- RECORDS PROVIDED:
•••••

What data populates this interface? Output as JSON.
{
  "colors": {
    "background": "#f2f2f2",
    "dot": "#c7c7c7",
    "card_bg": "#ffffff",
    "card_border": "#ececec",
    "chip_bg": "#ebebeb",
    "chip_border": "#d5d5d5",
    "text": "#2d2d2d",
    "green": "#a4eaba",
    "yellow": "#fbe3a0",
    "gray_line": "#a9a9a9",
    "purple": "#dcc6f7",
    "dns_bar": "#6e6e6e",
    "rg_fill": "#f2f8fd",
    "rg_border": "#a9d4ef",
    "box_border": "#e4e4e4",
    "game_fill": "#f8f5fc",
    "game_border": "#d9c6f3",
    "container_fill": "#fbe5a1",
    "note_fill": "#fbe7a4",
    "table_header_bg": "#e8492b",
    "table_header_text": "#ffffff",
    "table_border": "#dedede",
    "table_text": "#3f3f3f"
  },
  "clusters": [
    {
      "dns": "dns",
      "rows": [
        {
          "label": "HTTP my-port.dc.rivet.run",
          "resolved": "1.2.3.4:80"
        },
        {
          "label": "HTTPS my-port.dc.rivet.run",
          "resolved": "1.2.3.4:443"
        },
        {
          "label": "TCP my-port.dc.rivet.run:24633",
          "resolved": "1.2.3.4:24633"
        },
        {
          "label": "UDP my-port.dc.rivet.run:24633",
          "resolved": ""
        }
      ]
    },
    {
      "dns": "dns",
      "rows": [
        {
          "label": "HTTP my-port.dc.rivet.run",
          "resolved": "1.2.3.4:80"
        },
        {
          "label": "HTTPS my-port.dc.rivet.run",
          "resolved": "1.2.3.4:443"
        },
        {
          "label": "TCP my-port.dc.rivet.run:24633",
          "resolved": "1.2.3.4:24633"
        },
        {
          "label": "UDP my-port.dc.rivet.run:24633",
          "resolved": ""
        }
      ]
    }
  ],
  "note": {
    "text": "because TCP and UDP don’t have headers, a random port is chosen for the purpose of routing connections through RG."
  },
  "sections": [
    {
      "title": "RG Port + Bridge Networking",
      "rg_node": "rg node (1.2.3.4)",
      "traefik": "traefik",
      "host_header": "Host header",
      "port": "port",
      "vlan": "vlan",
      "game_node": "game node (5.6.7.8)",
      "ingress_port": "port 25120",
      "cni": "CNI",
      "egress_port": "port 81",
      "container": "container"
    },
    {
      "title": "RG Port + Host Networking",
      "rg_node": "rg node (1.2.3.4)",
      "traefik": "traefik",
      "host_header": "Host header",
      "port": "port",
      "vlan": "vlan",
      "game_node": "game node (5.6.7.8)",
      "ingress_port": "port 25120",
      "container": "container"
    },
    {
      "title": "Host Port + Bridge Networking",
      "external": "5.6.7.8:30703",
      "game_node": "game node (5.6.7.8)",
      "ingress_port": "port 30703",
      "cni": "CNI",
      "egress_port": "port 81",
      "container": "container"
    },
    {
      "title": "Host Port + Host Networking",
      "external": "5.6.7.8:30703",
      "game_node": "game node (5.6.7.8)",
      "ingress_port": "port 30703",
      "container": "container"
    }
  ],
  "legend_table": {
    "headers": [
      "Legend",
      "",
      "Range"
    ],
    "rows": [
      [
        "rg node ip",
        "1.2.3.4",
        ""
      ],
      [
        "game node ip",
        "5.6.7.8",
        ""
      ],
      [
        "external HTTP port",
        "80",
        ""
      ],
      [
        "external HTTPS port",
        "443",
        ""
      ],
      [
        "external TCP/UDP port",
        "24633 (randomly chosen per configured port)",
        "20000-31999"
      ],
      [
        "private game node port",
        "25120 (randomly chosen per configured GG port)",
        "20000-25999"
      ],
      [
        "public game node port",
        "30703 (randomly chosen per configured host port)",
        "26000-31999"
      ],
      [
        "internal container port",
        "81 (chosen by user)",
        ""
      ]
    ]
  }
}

•••••

Find every line in the records above that holds the word "headers", and copy each one.

    "text": "because TCP and UDP don’t have headers, a random port is chosen for the purpose of routing connections through RG."
    "headers": [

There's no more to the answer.